**Written problem**. Write out all of the data without omission, exactly as shown.

[Records about charts and figures]
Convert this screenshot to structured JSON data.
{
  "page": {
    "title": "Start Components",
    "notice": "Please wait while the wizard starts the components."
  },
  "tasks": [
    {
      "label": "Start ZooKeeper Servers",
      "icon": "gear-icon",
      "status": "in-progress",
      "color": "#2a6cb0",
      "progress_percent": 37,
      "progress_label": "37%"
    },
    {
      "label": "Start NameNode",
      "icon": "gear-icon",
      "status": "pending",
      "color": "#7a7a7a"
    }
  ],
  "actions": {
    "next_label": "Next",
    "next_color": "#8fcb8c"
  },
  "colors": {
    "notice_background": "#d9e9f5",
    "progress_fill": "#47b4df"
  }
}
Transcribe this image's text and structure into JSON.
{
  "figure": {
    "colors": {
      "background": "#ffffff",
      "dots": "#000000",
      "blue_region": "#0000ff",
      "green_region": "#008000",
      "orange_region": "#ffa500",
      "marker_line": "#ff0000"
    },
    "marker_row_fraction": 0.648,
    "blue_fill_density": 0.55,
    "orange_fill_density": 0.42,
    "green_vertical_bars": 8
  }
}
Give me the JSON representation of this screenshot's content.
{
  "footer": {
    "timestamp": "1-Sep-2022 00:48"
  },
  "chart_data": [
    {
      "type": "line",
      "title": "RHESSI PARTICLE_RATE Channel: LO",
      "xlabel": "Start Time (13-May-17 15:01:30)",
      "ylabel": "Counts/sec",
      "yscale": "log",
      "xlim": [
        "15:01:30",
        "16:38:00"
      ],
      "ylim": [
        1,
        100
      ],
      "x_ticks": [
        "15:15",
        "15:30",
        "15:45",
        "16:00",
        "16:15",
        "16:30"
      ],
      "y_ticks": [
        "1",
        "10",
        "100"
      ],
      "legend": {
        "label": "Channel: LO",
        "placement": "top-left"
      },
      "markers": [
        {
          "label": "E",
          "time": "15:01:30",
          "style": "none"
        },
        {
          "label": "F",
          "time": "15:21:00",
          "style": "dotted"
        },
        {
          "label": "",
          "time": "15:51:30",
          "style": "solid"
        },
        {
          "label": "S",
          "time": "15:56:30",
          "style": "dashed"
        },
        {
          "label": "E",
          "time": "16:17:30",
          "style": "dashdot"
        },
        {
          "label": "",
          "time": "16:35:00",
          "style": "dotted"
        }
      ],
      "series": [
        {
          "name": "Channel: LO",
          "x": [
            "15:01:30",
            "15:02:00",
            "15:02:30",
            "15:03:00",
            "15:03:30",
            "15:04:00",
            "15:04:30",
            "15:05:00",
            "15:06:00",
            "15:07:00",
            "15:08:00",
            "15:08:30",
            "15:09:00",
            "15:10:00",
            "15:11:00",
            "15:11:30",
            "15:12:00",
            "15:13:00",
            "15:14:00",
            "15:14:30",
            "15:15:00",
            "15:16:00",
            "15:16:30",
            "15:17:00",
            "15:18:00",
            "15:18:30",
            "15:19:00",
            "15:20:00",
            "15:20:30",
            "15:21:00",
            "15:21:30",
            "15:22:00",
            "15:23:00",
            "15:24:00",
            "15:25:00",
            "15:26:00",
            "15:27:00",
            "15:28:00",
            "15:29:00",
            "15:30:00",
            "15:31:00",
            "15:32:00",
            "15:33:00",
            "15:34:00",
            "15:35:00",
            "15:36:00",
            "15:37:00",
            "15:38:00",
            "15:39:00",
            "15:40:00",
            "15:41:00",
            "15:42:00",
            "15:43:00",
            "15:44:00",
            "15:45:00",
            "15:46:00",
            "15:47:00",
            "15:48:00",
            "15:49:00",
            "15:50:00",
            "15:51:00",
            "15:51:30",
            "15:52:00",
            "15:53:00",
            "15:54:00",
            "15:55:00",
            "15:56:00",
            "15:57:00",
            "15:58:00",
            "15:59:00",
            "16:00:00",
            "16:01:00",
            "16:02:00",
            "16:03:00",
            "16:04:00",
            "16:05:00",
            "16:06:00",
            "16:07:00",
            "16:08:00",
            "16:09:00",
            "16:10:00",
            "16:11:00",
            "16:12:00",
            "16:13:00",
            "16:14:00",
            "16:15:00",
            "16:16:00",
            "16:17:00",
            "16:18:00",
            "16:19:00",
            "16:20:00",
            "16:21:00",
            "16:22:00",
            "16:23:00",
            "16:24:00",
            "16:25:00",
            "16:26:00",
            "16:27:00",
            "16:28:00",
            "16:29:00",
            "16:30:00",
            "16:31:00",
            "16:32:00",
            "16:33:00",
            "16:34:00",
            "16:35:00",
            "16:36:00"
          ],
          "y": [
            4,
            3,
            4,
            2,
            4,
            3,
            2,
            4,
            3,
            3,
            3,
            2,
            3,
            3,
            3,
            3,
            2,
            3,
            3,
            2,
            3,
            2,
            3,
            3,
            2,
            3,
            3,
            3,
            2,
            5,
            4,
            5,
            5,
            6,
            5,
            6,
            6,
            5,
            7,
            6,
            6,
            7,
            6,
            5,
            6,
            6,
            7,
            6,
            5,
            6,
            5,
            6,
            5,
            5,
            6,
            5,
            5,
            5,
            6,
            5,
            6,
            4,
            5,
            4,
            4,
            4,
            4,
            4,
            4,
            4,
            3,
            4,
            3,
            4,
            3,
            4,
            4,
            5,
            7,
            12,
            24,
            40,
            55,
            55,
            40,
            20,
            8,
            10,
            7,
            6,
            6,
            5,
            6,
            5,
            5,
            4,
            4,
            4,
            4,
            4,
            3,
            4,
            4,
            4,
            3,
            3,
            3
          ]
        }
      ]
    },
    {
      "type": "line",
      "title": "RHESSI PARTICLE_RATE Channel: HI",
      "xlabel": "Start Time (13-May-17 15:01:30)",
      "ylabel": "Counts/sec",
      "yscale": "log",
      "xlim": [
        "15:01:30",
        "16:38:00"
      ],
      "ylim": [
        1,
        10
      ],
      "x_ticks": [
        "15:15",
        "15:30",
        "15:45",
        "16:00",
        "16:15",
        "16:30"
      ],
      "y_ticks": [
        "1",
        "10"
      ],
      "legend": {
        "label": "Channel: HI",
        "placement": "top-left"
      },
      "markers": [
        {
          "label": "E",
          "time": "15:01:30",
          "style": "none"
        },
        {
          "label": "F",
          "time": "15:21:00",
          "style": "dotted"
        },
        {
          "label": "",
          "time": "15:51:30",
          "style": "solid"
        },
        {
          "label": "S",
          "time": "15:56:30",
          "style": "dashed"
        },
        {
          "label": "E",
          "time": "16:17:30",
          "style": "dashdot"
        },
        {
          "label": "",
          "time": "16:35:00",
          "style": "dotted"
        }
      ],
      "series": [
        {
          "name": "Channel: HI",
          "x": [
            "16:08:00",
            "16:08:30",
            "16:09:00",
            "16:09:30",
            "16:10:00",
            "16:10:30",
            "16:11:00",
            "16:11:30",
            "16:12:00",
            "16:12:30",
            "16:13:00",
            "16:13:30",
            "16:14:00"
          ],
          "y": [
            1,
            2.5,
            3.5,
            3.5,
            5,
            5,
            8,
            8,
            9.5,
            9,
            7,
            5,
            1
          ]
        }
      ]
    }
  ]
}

**Result of the task**.
Convert this screenshot to structured JSON data.
{
  "page": {
    "title": "Start Components",
    "notice": "Please wait while the wizard starts the components."
  },
  "tasks": [
    {
      "label": "Start ZooKeeper Servers",
      "icon": "gear-icon",
      "status": "in-progress",
      "color": "#2a6cb0",
      "progress_percent": 37,
      "progress_label": "37%"
    },
    {
      "label": "Start NameNode",
      "icon": "gear-icon",
      "status": "pending",
      "color": "#7a7a7a"
    }
  ],
  "actions": {
    "next_label": "Next",
    "next_color": "#8fcb8c"
  },
  "colors": {
    "notice_background": "#d9e9f5",
    "progress_fill": "#47b4df"
  }
}
Transcribe this image's text and structure into JSON.
{
  "figure": {
    "colors": {
      "background": "#ffffff",
      "dots": "#000000",
      "blue_region": "#0000ff",
      "green_region": "#008000",
      "orange_region": "#ffa500",
      "marker_line": "#ff0000"
    },
    "marker_row_fraction": 0.648,
    "blue_fill_density": 0.55,
    "orange_fill_density": 0.42,
    "green_vertical_bars": 8
  }
}
Give me the JSON representation of this screenshot's content.
{
  "footer": {
    "timestamp": "1-Sep-2022 00:48"
  },
  "chart_data": [
    {
      "type": "line",
      "title": "RHESSI PARTICLE_RATE Channel: LO",
      "xlabel": "Start Time (13-May-17 15:01:30)",
      "ylabel": "Counts/sec",
      "yscale": "log",
      "xlim": [
        "15:01:30",
        "16:38:00"
      ],
      "ylim": [
        1,
        100
      ],
      "x_ticks": [
        "15:15",
        "15:30",
        "15:45",
        "16:00",
        "16:15",
        "16:30"
      ],
      "y_ticks": [
        "1",
        "10",
        "100"
      ],
      "legend": {
        "label": "Channel: LO",
        "placement": "top-left"
      },
      "markers": [
        {
          "label": "E",
          "time": "15:01:30",
          "style": "none"
        },
        {
          "label": "F",
          "time": "15:21:00",
          "style": "dotted"
        },
        {
          "label": "",
          "time": "15:51:30",
          "style": "solid"
        },
        {
          "label": "S",
          "time": "15:56:30",
          "style": "dashed"
        },
        {
          "label": "E",
          "time": "16:17:30",
          "style": "dashdot"
        },
        {
          "label": "",
          "time": "16:35:00",
          "style": "dotted"
        }
      ],
      "series": [
        {
          "name": "Channel: LO",
          "x": [
            "15:01:30",
            "15:02:00",
            "15:02:30",
            "15:03:00",
            "15:03:30",
            "15:04:00",
            "15:04:30",
            "15:05:00",
            "15:06:00",
            "15:07:00",
            "15:08:00",
            "15:08:30",
            "15:09:00",
            "15:10:00",
            "15:11:00",
            "15:11:30",
            "15:12:00",
            "15:13:00",
            "15:14:00",
            "15:14:30",
            "15:15:00",
            "15:16:00",
            "15:16:30",
            "15:17:00",
            "15:18:00",
            "15:18:30",
            "15:19:00",
            "15:20:00",
            "15:20:30",
            "15:21:00",
            "15:21:30",
            "15:22:00",
            "15:23:00",
            "15:24:00",
            "15:25:00",
            "15:26:00",
            "15:27:00",
            "15:28:00",
            "15:29:00",
            "15:30:00",
            "15:31:00",
            "15:32:00",
            "15:33:00",
            "15:34:00",
            "15:35:00",
            "15:36:00",
            "15:37:00",
            "15:38:00",
            "15:39:00",
            "15:40:00",
            "15:41:00",
            "15:42:00",
            "15:43:00",
            "15:44:00",
            "15:45:00",
            "15:46:00",
            "15:47:00",
            "15:48:00",
            "15:49:00",
            "15:50:00",
            "15:51:00",
            "15:51:30",
            "15:52:00",
            "15:53:00",
            "15:54:00",
            "15:55:00",
            "15:56:00",
            "15:57:00",
            "15:58:00",
            "15:59:00",
            "16:00:00",
            "16:01:00",
            "16:02:00",
            "16:03:00",
            "16:04:00",
            "16:05:00",
            "16:06:00",
            "16:07:00",
            "16:08:00",
            "16:09:00",
            "16:10:00",
            "16:11:00",
            "16:12:00",
            "16:13:00",
            "16:14:00",
            "16:15:00",
            "16:16:00",
            "16:17:00",
            "16:18:00",
            "16:19:00",
            "16:20:00",
            "16:21:00",
            "16:22:00",
            "16:23:00",
            "16:24:00",
            "16:25:00",
            "16:26:00",
            "16:27:00",
            "16:28:00",
            "16:29:00",
            "16:30:00",
            "16:31:00",
            "16:32:00",
            "16:33:00",
            "16:34:00",
            "16:35:00",
            "16:36:00"
          ],
          "y": [
            4,
            3,
            4,
            2,
            4,
            3,
            2,
            4,
            3,
            3,
            3,
            2,
            3,
            3,
            3,
            3,
            2,
            3,
            3,
            2,
            3,
            2,
            3,
            3,
            2,
            3,
            3,
            3,
            2,
            5,
            4,
            5,
            5,
            6,
            5,
            6,
            6,
            5,
            7,
            6,
            6,
            7,
            6,
            5,
            6,
            6,
            7,
            6,
            5,
            6,
            5,
            6,
            5,
            5,
            6,
            5,
            5,
            5,
            6,
            5,
            6,
            4,
            5,
            4,
            4,
            4,
            4,
            4,
            4,
            4,
            3,
            4,
            3,
            4,
            3,
            4,
            4,
            5,
            7,
            12,
            24,
            40,
            55,
            55,
            40,
            20,
            8,
            10,
            7,
            6,
            6,
            5,
            6,
            5,
            5,
            4,
            4,
            4,
            4,
            4,
            3,
            4,
            4,
            4,
            3,
            3,
            3
          ]
        }
      ]
    },
    {
      "type": "line",
      "title": "RHESSI PARTICLE_RATE Channel: HI",
      "xlabel": "Start Time (13-May-17 15:01:30)",
      "ylabel": "Counts/sec",
      "yscale": "log",
      "xlim": [
        "15:01:30",
        "16:38:00"
      ],
      "ylim": [
        1,
        10
      ],
      "x_ticks": [
        "15:15",
        "15:30",
        "15:45",
        "16:00",
        "16:15",
        "16:30"
      ],
      "y_ticks": [
        "1",
        "10"
      ],
      "legend": {
        "label": "Channel: HI",
        "placement": "top-left"
      },
      "markers": [
        {
          "label": "E",
          "time": "15:01:30",
          "style": "none"
        },
        {
          "label": "F",
          "time": "15:21:00",
          "style": "dotted"
        },
        {
          "label": "",
          "time": "15:51:30",
          "style": "solid"
        },
        {
          "label": "S",
          "time": "15:56:30",
          "style": "dashed"
        },
        {
          "label": "E",
          "time": "16:17:30",
          "style": "dashdot"
        },
        {
          "label": "",
          "time": "16:35:00",
          "style": "dotted"
        }
      ],
      "series": [
        {
          "name": "Channel: HI",
          "x": [
            "16:08:00",
            "16:08:30",
            "16:09:00",
            "16:09:30",
            "16:10:00",
            "16:10:30",
            "16:11:00",
            "16:11:30",
            "16:12:00",
            "16:12:30",
            "16:13:00",
            "16:13:30",
            "16:14:00"
          ],
          "y": [
            1,
            2.5,
            3.5,
            3.5,
            5,
            5,
            8,
            8,
            9.5,
            9,
            7,
            5,
            1
          ]
        }
      ]
    }
  ]
}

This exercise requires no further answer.